▶ [GIVEN PASSAGE]:
---+---

MiniLM V2 Text Feature Extractor

Represent text as a sequence of vectors

Released in 2019, MiniLM V2 is a modification of BERT designed to derive semantically meaningful sentence embeddings suitable for large-scale textual similarity tasks. It addresses a major limitation of standard BERT, which requires jointly encoding sentence pairs and is therefore computationally inefficient for semantic search or clustering. Trained on the SNLI and MultiNLI datasets, the model uses a siamese/triplet architecture with a pooling operation on top to produce fixed-size sentence embeddings that can be efficiently compared using cosine similarity.

---+---

▶ [EXERCISES]:
**1)** Can you give the MiniLM V2 description again, starting with "Released in 2019, MiniLM" and going on through "using cosine similarity.", with "cosine similarity" swapped for "Euclidean distance"?
**2)** According to the MiniLM V2 description, why is standard BERT poorly suited to semantic search or clustering?

---+---

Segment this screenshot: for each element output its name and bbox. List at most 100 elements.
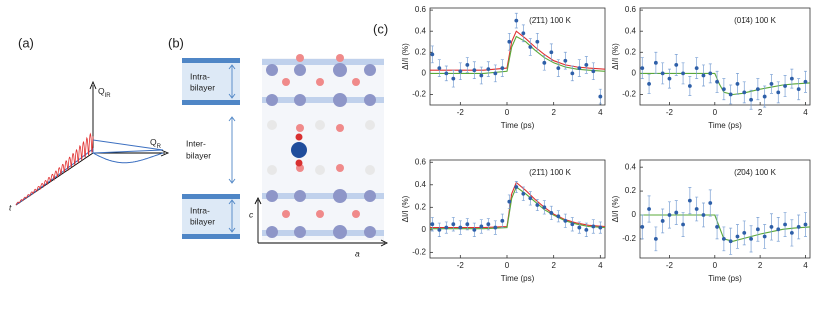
data-point [789,76,794,81]
data-point [430,52,435,57]
data-point [681,71,685,76]
data-point [708,71,713,76]
layer-label: Intra- [190,71,210,81]
data-point [542,60,547,65]
atom [266,64,278,76]
plot-frame [639,7,811,106]
data-point [653,236,658,241]
plot-frame [639,159,811,259]
data-point [535,39,540,44]
y-tick-label: 0.2 [415,47,427,56]
data-point [556,66,561,70]
chart: -0.2 0 0.2 0.4 0.6 -2 0 2 4 Time (ps) ΔI/I (%) (01̄… [611,5,811,130]
chart: -0.2 0 0.2 0.4 -2 0 2 4 Time (ps) ΔI/I (%) (2̄04) … [611,159,811,283]
y-tick-label: -0.2 [622,234,636,243]
y-tick-label: 0.6 [625,5,637,14]
y-tick-label: 0 [632,210,637,219]
data-point [465,63,470,67]
axis-label-sub: IR [105,93,112,99]
data-point [776,90,781,95]
atom [364,94,376,106]
x-tick-label: -2 [666,108,674,117]
axis-label-main: Q [98,86,105,96]
data-point [514,185,519,189]
data-point [687,198,692,203]
data-point [542,205,547,210]
atom [315,120,325,130]
data-point [507,39,512,44]
atom [266,190,278,202]
axis-label-main: Q [150,137,157,147]
atom [316,210,324,218]
axis-label: c [249,209,254,219]
panel-label: (a) [18,35,34,50]
atom [336,164,344,172]
data-point [647,82,651,86]
x-axis-label: Time (ps) [708,121,742,130]
data-point [796,225,801,229]
atom [333,93,347,107]
atom [266,226,278,238]
data-point [721,87,726,92]
data-point [667,76,672,81]
data-point [755,227,760,232]
y-tick-label: 0.4 [415,26,427,35]
diagram-a [15,80,170,206]
x-tick-label: 2 [758,108,763,117]
y-tick-label: 0.4 [625,162,637,171]
chart-title: (01̄4) 100 K [734,16,776,25]
data-point [598,94,603,99]
layer-plane [262,59,384,65]
layer-label: bilayer [190,216,215,226]
data-point [755,87,760,92]
x-tick-label: 0 [505,108,510,117]
atom [315,165,325,175]
data-point [803,222,808,227]
data-point [735,234,740,239]
y-tick-label: 0.6 [415,157,427,166]
data-point [783,84,787,88]
data-point [701,213,706,217]
data-point [640,225,645,229]
panel-label: (b) [168,35,184,50]
y-tick-label: -0.2 [412,247,426,256]
y-tick-label: 0.2 [415,202,427,211]
axis-label: a [355,248,360,258]
atom [333,225,347,239]
y-tick-label: 0 [422,225,427,234]
data-point [667,213,672,217]
x-tick-label: 0 [713,108,718,117]
chart-title: (2̄04) 100 K [734,168,776,177]
data-point [465,222,470,227]
x-tick-label: 4 [803,261,808,270]
fit-line [640,72,811,96]
data-point [486,222,491,227]
data-point [563,218,568,223]
layer-label: bilayer [186,150,211,160]
data-point [708,201,713,205]
data-point [769,82,774,86]
data-point [528,196,533,201]
y-tick-label: 0.4 [625,26,637,35]
data-point [653,60,658,65]
atom [365,120,375,130]
data-point [437,227,442,232]
layer-label: Intra- [190,205,210,215]
data-point [486,67,491,72]
y-axis-label: ΔI/I (%) [401,195,410,222]
atom [352,210,360,218]
atom [294,64,306,76]
data-point [493,71,498,76]
atom [365,165,375,175]
data-point [694,66,699,70]
data-point [444,71,449,76]
x-tick-label: 4 [598,108,603,117]
data-point [681,222,685,227]
fit-line [430,181,606,229]
axis-label-sub: R [157,144,162,150]
data-point [472,68,477,73]
atom [296,54,304,62]
axis-label: QIR [98,86,111,98]
layer-label: bilayer [190,82,215,92]
data-point [584,227,589,232]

---+---

▶ [EXERCISE RESPONSES]:
**1)**
Released in 2019, MiniLM V2 is a modification of BERT designed to derive semantically meaningful sentence embeddings suitable for large-scale textual similarity tasks. It addresses a major limitation of standard BERT, which requires jointly encoding sentence pairs and is therefore computationally inefficient for semantic search or clustering. Trained on the SNLI and MultiNLI datasets, the model uses a siamese/triplet architecture with a pooling operation on top to produce fixed-size sentence embeddings that can be efficiently compared using Euclidean distance.

**2)** Standard BERT has to encode sentence pairs jointly. That makes it computationally inefficient for semantic search or clustering.